TASK INSTRUCTIONS
Give only the number of lines that include the string "stipendije".

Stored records
═══

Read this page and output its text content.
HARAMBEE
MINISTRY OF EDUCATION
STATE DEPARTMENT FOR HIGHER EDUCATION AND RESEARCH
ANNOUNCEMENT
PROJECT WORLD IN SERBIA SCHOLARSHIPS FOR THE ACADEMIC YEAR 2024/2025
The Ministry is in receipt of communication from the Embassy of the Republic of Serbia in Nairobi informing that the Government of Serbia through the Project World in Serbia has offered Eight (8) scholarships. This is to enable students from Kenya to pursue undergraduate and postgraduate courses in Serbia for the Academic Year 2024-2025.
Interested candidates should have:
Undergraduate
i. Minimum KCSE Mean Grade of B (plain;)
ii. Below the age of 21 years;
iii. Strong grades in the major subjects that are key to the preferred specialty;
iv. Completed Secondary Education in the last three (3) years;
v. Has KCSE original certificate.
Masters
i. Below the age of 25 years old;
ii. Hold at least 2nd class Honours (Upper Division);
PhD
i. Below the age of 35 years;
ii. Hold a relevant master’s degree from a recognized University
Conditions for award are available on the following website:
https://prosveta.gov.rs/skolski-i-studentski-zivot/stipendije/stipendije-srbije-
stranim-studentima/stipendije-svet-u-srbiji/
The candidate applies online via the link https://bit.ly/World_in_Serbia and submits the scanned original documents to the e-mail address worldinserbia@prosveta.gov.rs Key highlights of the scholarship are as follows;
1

═══

EXERCISE RESULT
2